Collected data:
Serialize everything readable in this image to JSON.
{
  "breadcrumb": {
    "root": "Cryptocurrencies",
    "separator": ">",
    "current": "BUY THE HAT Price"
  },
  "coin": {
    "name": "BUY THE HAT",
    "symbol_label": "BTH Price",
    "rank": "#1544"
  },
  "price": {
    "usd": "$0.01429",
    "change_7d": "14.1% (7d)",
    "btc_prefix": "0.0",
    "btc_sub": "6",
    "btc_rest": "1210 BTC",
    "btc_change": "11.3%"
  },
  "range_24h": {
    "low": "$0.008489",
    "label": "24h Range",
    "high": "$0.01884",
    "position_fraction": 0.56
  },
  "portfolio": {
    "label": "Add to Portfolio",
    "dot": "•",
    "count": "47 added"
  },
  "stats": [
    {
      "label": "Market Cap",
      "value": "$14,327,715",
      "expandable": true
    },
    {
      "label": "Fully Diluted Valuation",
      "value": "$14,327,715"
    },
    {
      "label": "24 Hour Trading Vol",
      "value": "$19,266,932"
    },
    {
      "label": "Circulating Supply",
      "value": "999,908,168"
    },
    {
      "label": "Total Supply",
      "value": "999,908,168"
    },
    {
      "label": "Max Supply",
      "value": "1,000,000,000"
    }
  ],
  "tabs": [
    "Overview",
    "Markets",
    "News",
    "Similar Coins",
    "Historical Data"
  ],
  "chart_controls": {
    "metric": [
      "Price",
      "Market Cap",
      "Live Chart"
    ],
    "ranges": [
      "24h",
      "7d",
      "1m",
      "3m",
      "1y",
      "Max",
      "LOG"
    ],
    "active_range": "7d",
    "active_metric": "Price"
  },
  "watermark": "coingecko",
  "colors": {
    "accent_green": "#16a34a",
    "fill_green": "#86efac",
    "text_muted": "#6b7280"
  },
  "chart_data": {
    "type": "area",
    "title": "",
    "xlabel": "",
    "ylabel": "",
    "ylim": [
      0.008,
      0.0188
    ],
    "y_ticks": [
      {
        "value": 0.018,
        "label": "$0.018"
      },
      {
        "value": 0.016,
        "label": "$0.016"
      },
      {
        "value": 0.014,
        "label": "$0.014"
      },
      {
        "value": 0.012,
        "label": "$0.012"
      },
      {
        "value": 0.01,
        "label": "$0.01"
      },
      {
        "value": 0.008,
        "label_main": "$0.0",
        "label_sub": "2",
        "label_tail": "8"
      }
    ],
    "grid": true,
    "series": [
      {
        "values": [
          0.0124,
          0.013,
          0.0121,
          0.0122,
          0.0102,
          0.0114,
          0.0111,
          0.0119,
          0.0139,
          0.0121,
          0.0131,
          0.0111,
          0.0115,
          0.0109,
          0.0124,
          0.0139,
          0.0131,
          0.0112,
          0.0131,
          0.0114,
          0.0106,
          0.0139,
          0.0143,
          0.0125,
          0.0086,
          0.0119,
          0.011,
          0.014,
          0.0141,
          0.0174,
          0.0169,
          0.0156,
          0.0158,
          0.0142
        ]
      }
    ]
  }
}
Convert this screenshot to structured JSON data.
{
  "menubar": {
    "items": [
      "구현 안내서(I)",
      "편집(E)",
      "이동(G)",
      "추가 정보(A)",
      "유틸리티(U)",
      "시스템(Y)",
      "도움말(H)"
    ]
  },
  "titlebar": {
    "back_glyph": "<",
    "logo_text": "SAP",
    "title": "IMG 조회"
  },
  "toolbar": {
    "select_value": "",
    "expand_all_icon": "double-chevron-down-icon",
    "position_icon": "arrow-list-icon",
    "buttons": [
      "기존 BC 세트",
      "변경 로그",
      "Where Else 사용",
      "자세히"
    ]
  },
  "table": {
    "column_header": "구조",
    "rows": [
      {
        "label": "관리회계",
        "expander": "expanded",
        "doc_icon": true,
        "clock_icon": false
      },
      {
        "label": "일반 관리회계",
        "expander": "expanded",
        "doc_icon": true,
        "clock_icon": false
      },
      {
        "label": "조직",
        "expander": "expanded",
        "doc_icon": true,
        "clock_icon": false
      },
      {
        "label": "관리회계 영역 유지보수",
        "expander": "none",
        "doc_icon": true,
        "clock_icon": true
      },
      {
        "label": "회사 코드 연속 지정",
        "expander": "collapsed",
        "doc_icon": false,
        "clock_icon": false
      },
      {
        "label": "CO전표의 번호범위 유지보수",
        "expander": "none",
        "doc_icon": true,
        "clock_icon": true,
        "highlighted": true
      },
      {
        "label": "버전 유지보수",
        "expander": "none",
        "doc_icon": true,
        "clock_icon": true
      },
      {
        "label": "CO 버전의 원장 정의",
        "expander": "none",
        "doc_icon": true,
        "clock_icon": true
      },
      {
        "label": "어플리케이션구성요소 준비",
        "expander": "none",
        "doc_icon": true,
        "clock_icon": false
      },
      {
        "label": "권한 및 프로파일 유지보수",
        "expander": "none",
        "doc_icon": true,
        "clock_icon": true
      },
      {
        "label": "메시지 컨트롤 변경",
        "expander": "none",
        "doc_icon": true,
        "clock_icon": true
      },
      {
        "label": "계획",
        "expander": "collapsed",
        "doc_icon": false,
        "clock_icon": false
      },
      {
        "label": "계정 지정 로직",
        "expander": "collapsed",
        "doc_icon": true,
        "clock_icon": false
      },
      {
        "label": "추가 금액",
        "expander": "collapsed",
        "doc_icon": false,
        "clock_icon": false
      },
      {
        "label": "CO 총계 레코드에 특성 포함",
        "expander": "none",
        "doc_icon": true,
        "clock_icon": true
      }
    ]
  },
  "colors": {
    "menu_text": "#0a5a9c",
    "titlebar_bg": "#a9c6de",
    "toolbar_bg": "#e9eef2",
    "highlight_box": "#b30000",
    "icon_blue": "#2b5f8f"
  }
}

## [Set task]
Copy out each line exactly.

## [Solution for this task]
Serialize everything readable in this image to JSON.
{
  "breadcrumb": {
    "root": "Cryptocurrencies",
    "separator": ">",
    "current": "BUY THE HAT Price"
  },
  "coin": {
    "name": "BUY THE HAT",
    "symbol_label": "BTH Price",
    "rank": "#1544"
  },
  "price": {
    "usd": "$0.01429",
    "change_7d": "14.1% (7d)",
    "btc_prefix": "0.0",
    "btc_sub": "6",
    "btc_rest": "1210 BTC",
    "btc_change": "11.3%"
  },
  "range_24h": {
    "low": "$0.008489",
    "label": "24h Range",
    "high": "$0.01884",
    "position_fraction": 0.56
  },
  "portfolio": {
    "label": "Add to Portfolio",
    "dot": "•",
    "count": "47 added"
  },
  "stats": [
    {
      "label": "Market Cap",
      "value": "$14,327,715",
      "expandable": true
    },
    {
      "label": "Fully Diluted Valuation",
      "value": "$14,327,715"
    },
    {
      "label": "24 Hour Trading Vol",
      "value": "$19,266,932"
    },
    {
      "label": "Circulating Supply",
      "value": "999,908,168"
    },
    {
      "label": "Total Supply",
      "value": "999,908,168"
    },
    {
      "label": "Max Supply",
      "value": "1,000,000,000"
    }
  ],
  "tabs": [
    "Overview",
    "Markets",
    "News",
    "Similar Coins",
    "Historical Data"
  ],
  "chart_controls": {
    "metric": [
      "Price",
      "Market Cap",
      "Live Chart"
    ],
    "ranges": [
      "24h",
      "7d",
      "1m",
      "3m",
      "1y",
      "Max",
      "LOG"
    ],
    "active_range": "7d",
    "active_metric": "Price"
  },
  "watermark": "coingecko",
  "colors": {
    "accent_green": "#16a34a",
    "fill_green": "#86efac",
    "text_muted": "#6b7280"
  },
  "chart_data": {
    "type": "area",
    "title": "",
    "xlabel": "",
    "ylabel": "",
    "ylim": [
      0.008,
      0.0188
    ],
    "y_ticks": [
      {
        "value": 0.018,
        "label": "$0.018"
      },
      {
        "value": 0.016,
        "label": "$0.016"
      },
      {
        "value": 0.014,
        "label": "$0.014"
      },
      {
        "value": 0.012,
        "label": "$0.012"
      },
      {
        "value": 0.01,
        "label": "$0.01"
      },
      {
        "value": 0.008,
        "label_main": "$0.0",
        "label_sub": "2",
        "label_tail": "8"
      }
    ],
    "grid": true,
    "series": [
      {
        "values": [
          0.0124,
          0.013,
          0.0121,
          0.0122,
          0.0102,
          0.0114,
          0.0111,
          0.0119,
          0.0139,
          0.0121,
          0.0131,
          0.0111,
          0.0115,
          0.0109,
          0.0124,
          0.0139,
          0.0131,
          0.0112,
          0.0131,
          0.0114,
          0.0106,
          0.0139,
          0.0143,
          0.0125,
          0.0086,
          0.0119,
          0.011,
          0.014,
          0.0141,
          0.0174,
          0.0169,
          0.0156,
          0.0158,
          0.0142
        ]
      }
    ]
  }
}
Convert this screenshot to structured JSON data.
{
  "menubar": {
    "items": [
      "구현 안내서(I)",
      "편집(E)",
      "이동(G)",
      "추가 정보(A)",
      "유틸리티(U)",
      "시스템(Y)",
      "도움말(H)"
    ]
  },
  "titlebar": {
    "back_glyph": "<",
    "logo_text": "SAP",
    "title": "IMG 조회"
  },
  "toolbar": {
    "select_value": "",
    "expand_all_icon": "double-chevron-down-icon",
    "position_icon": "arrow-list-icon",
    "buttons": [
      "기존 BC 세트",
      "변경 로그",
      "Where Else 사용",
      "자세히"
    ]
  },
  "table": {
    "column_header": "구조",
    "rows": [
      {
        "label": "관리회계",
        "expander": "expanded",
        "doc_icon": true,
        "clock_icon": false
      },
      {
        "label": "일반 관리회계",
        "expander": "expanded",
        "doc_icon": true,
        "clock_icon": false
      },
      {
        "label": "조직",
        "expander": "expanded",
        "doc_icon": true,
        "clock_icon": false
      },
      {
        "label": "관리회계 영역 유지보수",
        "expander": "none",
        "doc_icon": true,
        "clock_icon": true
      },
      {
        "label": "회사 코드 연속 지정",
        "expander": "collapsed",
        "doc_icon": false,
        "clock_icon": false
      },
      {
        "label": "CO전표의 번호범위 유지보수",
        "expander": "none",
        "doc_icon": true,
        "clock_icon": true,
        "highlighted": true
      },
      {
        "label": "버전 유지보수",
        "expander": "none",
        "doc_icon": true,
        "clock_icon": true
      },
      {
        "label": "CO 버전의 원장 정의",
        "expander": "none",
        "doc_icon": true,
        "clock_icon": true
      },
      {
        "label": "어플리케이션구성요소 준비",
        "expander": "none",
        "doc_icon": true,
        "clock_icon": false
      },
      {
        "label": "권한 및 프로파일 유지보수",
        "expander": "none",
        "doc_icon": true,
        "clock_icon": true
      },
      {
        "label": "메시지 컨트롤 변경",
        "expander": "none",
        "doc_icon": true,
        "clock_icon": true
      },
      {
        "label": "계획",
        "expander": "collapsed",
        "doc_icon": false,
        "clock_icon": false
      },
      {
        "label": "계정 지정 로직",
        "expander": "collapsed",
        "doc_icon": true,
        "clock_icon": false
      },
      {
        "label": "추가 금액",
        "expander": "collapsed",
        "doc_icon": false,
        "clock_icon": false
      },
      {
        "label": "CO 총계 레코드에 특성 포함",
        "expander": "none",
        "doc_icon": true,
        "clock_icon": true
      }
    ]
  },
  "colors": {
    "menu_text": "#0a5a9c",
    "titlebar_bg": "#a9c6de",
    "toolbar_bg": "#e9eef2",
    "highlight_box": "#b30000",
    "icon_blue": "#2b5f8f"
  }
}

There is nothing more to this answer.